● TASK DETAILS:
Count each line in which the word "감사합니다" appears. Reply with the total and nothing more.

Entries taken from a collection:

Begin

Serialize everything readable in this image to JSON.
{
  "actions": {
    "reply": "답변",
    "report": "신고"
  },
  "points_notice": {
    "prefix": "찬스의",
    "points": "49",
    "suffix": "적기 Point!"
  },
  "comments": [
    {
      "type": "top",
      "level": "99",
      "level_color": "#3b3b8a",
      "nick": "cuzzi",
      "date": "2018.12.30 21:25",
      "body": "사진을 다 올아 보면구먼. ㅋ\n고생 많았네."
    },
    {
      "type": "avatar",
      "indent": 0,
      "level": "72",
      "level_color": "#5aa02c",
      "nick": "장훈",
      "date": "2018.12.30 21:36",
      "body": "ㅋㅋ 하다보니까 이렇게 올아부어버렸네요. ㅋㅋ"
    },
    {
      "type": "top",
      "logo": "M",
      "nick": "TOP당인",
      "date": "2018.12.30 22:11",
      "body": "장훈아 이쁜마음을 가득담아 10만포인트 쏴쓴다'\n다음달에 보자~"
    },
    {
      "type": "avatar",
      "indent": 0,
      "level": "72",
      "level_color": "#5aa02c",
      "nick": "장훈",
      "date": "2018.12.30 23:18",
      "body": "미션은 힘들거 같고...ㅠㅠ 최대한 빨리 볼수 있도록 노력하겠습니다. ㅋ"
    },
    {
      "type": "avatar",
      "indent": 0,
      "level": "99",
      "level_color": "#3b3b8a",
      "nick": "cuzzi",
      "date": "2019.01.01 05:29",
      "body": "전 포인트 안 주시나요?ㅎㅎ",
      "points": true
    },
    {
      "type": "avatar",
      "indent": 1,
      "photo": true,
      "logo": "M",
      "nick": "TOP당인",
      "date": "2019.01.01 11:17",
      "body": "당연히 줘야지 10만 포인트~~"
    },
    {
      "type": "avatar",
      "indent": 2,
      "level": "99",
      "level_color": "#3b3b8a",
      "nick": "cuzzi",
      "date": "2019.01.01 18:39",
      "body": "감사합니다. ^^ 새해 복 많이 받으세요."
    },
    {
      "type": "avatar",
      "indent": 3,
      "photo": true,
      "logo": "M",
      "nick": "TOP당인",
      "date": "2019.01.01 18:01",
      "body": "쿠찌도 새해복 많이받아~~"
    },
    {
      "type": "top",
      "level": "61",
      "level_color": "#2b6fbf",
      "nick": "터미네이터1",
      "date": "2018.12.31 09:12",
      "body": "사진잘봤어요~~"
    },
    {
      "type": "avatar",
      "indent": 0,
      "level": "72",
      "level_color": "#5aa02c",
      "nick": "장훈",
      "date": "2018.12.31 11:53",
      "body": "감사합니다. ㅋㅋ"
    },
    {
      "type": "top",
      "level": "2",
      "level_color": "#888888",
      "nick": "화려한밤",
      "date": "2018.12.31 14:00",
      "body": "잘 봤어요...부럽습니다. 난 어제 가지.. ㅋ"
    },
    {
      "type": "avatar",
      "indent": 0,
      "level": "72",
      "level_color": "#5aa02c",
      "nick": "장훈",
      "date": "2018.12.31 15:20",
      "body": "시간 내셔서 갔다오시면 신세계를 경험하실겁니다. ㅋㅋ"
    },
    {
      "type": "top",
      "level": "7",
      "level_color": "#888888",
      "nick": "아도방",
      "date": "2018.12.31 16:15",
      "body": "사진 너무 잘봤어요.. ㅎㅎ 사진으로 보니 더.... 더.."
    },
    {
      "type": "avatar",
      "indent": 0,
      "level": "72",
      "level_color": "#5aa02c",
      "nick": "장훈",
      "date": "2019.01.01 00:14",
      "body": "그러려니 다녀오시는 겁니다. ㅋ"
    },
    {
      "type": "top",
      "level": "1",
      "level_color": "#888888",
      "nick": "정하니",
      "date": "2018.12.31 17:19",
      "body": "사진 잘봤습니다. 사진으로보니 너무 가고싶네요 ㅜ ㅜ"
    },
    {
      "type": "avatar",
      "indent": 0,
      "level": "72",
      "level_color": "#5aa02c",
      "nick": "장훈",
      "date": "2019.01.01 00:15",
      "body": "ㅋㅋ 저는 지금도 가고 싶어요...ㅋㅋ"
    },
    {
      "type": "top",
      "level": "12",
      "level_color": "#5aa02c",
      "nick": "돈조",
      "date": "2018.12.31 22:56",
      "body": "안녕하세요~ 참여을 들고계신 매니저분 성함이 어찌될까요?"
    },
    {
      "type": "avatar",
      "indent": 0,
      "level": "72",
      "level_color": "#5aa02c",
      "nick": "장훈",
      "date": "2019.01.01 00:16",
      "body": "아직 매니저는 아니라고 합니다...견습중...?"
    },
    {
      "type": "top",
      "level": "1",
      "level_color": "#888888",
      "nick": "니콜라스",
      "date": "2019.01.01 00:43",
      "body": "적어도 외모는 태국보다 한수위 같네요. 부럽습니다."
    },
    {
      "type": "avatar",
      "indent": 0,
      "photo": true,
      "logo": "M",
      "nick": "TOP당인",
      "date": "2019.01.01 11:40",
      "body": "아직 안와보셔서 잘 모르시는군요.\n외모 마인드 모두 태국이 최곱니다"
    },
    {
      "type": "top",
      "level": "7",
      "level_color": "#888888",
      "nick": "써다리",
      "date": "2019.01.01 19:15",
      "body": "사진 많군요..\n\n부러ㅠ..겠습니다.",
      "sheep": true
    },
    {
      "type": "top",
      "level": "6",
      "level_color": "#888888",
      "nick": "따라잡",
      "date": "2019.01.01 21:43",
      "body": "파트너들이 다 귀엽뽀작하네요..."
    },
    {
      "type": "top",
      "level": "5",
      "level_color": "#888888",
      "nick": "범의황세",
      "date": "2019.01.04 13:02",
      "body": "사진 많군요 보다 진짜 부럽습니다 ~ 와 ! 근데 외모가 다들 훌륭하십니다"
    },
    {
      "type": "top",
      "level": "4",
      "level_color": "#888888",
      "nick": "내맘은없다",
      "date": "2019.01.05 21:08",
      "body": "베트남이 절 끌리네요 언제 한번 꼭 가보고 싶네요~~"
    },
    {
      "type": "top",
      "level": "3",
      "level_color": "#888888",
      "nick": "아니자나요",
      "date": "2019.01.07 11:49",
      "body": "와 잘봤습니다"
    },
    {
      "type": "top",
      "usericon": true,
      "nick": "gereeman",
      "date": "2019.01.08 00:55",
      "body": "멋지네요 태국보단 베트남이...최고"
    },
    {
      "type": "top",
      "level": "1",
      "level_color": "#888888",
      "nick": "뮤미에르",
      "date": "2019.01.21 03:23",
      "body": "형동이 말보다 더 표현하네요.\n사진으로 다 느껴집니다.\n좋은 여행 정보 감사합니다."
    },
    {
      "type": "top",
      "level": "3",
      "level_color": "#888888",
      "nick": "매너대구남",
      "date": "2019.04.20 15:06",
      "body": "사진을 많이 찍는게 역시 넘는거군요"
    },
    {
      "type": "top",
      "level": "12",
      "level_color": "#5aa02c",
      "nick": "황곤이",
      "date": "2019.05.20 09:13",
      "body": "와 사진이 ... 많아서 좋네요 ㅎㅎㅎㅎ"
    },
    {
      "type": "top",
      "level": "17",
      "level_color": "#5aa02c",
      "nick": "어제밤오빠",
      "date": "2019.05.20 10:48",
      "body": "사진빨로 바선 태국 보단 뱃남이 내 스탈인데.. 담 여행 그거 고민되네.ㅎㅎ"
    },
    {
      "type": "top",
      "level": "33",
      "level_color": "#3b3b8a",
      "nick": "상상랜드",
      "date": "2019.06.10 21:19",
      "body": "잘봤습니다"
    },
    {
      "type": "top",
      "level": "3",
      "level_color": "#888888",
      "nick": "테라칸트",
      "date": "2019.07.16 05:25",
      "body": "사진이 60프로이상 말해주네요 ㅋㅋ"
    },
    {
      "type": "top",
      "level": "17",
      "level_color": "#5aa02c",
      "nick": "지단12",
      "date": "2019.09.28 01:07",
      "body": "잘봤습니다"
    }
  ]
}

End

● THE COMPLETED TASK:
3